### Requirement
Say how many lines include the word "Material", using only a number.

┏━━

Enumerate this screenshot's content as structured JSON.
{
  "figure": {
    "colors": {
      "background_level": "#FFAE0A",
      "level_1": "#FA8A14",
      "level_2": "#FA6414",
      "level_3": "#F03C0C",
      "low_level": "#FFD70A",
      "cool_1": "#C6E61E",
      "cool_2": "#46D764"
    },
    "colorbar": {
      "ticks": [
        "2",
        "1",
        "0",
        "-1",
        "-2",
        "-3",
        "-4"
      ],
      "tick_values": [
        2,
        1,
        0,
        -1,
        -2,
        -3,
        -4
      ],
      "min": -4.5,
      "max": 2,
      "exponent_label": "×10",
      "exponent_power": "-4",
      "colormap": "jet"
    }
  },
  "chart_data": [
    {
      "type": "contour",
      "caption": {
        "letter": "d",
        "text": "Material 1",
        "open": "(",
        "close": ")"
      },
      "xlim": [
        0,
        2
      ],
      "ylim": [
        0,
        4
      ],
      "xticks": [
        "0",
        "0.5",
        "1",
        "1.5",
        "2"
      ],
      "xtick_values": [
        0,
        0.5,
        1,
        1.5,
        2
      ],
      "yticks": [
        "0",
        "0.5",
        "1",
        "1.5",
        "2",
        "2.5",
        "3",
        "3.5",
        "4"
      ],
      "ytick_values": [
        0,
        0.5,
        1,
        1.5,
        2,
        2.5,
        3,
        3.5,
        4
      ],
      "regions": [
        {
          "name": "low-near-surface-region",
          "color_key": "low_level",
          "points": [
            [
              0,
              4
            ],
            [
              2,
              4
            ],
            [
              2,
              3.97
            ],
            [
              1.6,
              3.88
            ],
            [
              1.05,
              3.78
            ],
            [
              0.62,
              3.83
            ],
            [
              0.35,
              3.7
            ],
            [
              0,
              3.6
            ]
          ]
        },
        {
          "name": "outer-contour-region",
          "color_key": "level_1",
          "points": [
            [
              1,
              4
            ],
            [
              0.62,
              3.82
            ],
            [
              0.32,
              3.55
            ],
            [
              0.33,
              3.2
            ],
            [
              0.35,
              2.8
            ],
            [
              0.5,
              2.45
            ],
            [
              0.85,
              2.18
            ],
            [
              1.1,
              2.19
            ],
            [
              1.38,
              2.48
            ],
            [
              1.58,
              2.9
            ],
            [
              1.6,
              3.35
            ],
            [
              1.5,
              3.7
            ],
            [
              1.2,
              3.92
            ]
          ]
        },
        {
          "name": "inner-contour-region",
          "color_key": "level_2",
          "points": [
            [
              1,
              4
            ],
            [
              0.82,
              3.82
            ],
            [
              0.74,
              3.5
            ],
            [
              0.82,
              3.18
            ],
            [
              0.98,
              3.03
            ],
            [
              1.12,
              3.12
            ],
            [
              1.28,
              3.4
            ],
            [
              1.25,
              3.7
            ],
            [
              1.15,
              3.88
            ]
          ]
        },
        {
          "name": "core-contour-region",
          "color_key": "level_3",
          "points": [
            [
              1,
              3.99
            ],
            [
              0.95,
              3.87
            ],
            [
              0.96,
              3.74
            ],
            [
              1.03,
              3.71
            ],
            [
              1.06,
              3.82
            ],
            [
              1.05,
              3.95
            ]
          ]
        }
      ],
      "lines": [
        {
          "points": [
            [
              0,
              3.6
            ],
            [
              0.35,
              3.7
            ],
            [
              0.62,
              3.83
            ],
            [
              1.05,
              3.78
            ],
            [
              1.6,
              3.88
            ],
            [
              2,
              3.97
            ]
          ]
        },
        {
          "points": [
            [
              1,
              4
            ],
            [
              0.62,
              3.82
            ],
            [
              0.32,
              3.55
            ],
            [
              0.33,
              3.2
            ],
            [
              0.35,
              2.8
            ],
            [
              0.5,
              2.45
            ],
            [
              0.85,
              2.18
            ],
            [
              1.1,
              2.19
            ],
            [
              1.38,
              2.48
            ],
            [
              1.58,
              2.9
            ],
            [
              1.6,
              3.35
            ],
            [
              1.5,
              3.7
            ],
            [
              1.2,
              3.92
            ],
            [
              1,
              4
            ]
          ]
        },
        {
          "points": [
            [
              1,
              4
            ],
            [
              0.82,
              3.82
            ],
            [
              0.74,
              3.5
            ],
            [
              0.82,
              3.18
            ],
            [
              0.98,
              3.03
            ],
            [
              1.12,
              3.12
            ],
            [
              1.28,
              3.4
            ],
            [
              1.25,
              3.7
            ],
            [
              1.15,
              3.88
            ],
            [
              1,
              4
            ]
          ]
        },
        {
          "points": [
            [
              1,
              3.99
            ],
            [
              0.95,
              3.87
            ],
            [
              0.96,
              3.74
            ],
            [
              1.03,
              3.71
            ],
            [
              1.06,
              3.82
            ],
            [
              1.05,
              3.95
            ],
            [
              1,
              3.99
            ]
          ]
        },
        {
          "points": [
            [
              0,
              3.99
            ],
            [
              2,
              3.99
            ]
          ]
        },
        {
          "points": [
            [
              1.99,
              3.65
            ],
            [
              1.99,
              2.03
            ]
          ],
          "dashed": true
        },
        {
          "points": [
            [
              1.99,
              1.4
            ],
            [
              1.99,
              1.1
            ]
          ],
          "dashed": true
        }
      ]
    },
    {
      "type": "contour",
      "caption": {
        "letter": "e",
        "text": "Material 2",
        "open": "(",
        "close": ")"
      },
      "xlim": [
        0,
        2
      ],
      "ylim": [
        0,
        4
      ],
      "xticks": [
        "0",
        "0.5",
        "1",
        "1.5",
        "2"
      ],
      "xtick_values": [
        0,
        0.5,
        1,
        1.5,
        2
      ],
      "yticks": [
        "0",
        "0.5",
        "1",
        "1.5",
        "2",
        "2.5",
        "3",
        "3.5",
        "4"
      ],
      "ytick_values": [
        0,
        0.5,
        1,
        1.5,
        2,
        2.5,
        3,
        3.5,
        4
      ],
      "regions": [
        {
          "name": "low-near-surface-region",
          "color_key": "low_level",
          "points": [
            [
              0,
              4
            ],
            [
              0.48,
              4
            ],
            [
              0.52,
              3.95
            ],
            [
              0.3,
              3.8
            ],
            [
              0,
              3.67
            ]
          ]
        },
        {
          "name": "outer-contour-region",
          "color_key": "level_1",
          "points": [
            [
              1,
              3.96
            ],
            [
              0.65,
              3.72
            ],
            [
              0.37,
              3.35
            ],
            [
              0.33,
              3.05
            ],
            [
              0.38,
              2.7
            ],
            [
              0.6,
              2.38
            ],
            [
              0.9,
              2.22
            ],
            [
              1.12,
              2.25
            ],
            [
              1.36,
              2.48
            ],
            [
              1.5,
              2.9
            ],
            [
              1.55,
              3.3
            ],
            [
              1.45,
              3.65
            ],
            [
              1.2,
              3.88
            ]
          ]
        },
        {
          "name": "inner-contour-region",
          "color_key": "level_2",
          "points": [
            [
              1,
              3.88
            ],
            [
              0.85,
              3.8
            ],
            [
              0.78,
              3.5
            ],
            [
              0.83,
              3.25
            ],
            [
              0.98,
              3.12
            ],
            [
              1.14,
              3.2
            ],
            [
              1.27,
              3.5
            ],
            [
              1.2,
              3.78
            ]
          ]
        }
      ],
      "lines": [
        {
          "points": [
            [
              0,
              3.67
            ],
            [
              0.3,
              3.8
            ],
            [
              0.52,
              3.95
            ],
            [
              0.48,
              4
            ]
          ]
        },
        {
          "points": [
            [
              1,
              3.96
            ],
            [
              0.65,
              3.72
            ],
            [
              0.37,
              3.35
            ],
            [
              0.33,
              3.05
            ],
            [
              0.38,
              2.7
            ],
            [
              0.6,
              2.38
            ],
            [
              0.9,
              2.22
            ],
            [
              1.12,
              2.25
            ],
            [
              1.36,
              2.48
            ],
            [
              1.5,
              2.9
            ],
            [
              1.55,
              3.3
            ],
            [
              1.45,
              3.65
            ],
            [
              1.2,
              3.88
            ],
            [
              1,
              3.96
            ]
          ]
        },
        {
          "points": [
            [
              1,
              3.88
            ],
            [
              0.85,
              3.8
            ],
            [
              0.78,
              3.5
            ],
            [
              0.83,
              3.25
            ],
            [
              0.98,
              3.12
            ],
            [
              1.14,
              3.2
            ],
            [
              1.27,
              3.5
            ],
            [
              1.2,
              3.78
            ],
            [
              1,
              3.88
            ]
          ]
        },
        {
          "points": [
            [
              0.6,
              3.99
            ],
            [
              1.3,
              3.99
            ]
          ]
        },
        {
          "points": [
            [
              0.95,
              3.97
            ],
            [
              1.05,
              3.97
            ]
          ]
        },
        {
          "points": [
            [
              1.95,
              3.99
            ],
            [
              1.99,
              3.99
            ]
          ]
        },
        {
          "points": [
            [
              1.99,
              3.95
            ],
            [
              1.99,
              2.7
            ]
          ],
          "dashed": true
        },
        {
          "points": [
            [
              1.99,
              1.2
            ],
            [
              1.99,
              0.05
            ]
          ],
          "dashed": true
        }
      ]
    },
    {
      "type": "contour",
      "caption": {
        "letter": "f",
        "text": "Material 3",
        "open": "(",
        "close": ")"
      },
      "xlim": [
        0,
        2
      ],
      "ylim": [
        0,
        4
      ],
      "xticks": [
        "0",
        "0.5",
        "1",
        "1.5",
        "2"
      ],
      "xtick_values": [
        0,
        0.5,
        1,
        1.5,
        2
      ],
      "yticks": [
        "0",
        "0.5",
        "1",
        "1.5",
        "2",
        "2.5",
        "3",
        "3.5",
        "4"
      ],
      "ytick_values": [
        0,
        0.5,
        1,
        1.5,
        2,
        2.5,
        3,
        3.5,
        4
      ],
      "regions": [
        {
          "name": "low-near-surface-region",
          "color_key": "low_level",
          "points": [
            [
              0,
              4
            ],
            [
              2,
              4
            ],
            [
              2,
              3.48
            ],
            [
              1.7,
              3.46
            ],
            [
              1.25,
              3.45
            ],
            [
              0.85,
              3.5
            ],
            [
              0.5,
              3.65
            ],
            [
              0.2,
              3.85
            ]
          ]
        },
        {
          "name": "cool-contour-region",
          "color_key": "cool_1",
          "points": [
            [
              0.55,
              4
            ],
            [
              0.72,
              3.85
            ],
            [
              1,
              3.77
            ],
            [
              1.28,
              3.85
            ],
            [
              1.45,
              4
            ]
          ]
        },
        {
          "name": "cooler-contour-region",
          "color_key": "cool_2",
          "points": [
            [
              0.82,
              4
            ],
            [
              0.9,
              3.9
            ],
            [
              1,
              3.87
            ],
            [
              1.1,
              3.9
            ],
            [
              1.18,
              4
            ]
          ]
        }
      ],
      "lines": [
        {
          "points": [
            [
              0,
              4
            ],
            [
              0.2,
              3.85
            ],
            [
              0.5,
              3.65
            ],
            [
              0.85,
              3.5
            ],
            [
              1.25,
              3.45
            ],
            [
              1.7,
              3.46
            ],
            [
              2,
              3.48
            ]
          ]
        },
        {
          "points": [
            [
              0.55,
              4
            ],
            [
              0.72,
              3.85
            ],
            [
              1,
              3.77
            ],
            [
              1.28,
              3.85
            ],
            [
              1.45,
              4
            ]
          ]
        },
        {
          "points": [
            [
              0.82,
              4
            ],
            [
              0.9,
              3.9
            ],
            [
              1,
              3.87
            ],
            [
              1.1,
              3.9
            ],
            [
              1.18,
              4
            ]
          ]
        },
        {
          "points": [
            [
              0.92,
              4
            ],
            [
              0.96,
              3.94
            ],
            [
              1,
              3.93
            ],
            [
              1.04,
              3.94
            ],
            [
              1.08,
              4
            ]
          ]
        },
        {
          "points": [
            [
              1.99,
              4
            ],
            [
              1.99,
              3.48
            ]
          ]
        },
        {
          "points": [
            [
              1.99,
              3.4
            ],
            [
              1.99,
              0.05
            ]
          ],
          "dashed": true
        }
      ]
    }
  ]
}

┗━━

### Solution to this problem
3